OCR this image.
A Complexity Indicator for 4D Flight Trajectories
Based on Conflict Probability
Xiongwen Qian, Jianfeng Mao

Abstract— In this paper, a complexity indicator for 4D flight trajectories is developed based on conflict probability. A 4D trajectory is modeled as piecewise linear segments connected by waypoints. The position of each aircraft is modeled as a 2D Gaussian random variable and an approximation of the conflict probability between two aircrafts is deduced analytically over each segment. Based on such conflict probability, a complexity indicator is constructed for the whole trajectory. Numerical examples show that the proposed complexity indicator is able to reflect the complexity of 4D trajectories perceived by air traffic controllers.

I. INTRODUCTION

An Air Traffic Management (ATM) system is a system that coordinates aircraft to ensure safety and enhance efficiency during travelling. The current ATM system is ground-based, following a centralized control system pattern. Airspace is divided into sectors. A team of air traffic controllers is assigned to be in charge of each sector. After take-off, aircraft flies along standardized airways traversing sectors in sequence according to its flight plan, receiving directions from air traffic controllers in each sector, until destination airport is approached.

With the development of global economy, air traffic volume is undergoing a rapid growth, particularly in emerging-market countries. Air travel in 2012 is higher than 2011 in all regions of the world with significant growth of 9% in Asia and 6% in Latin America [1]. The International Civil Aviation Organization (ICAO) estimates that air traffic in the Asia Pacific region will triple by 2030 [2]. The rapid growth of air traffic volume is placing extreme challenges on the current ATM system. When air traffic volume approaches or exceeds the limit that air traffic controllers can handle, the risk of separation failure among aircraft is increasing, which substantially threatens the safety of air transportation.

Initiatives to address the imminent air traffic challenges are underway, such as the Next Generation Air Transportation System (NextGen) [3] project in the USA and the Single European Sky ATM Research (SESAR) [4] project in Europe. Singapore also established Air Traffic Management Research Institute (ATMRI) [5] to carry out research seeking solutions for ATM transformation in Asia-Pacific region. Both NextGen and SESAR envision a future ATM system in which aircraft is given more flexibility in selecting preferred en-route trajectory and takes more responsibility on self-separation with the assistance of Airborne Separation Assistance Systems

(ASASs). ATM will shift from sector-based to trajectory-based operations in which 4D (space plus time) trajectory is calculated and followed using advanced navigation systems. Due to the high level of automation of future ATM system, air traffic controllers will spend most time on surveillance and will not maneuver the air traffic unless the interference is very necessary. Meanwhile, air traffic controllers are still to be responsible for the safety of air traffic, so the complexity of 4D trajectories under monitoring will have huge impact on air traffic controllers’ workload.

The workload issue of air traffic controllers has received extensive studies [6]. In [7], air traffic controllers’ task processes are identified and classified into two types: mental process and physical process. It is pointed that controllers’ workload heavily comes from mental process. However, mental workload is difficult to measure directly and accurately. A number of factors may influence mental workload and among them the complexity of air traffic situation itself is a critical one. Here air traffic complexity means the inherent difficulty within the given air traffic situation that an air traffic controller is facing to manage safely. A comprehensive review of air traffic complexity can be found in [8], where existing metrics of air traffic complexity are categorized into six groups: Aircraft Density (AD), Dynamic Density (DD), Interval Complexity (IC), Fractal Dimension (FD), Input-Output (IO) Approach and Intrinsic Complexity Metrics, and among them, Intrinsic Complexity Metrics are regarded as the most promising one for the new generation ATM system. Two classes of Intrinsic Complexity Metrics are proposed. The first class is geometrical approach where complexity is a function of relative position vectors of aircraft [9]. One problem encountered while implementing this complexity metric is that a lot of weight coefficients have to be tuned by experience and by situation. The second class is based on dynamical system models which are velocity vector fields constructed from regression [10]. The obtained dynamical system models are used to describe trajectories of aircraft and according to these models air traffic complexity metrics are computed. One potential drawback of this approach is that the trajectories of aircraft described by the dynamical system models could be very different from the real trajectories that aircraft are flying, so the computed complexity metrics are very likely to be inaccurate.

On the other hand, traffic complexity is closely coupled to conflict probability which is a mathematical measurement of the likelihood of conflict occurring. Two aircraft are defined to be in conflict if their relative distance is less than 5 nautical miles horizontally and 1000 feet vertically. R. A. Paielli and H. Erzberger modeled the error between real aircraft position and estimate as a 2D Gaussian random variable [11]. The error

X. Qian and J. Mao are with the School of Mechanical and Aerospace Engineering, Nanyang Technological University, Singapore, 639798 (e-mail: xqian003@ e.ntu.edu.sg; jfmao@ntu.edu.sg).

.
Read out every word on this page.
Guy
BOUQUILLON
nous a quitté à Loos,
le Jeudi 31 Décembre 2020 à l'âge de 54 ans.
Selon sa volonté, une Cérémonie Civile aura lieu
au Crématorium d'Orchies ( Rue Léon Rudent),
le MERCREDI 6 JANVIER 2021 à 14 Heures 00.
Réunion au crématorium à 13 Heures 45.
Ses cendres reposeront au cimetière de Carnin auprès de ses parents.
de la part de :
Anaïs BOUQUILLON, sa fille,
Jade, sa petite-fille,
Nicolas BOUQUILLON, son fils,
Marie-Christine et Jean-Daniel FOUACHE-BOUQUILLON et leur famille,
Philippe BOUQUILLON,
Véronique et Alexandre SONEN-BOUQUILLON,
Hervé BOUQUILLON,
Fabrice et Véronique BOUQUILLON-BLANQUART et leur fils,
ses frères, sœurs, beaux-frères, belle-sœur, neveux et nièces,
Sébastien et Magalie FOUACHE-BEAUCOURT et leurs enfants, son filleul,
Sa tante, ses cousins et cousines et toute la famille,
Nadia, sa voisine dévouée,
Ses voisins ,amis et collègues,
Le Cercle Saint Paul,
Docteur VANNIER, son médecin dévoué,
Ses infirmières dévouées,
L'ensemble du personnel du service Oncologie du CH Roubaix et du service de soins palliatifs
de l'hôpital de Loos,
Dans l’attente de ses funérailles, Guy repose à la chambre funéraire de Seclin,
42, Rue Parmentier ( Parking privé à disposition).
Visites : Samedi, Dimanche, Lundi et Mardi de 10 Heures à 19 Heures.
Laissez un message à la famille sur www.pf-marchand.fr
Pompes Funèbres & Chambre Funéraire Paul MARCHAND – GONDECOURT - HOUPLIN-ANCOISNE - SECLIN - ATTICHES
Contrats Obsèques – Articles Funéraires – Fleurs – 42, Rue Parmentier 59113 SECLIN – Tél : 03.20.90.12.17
****************
Find every line in the records above that holds the word "Gaussian", and copy each one.

Abstract— In this paper, a complexity indicator for 4D flight trajectories is developed based on conflict probability. A 4D trajectory is modeled as piecewise linear segments connected by waypoints. The position of each aircraft is modeled as a 2D Gaussian random variable and an approximation of the conflict probability between two aircrafts is deduced analytically over each segment. Based on such conflict probability, a complexity indicator is constructed for the whole trajectory. Numerical examples show that the proposed complexity indicator is able to reflect the complexity of 4D trajectories perceived by air traffic controllers.
On the other hand, traffic complexity is closely coupled to conflict probability which is a mathematical measurement of the likelihood of conflict occurring. Two aircraft are defined to be in conflict if their relative distance is less than 5 nautical miles horizontally and 1000 feet vertically. R. A. Paielli and H. Erzberger modeled the error between real aircraft position and estimate as a 2D Gaussian random variable [11]. The error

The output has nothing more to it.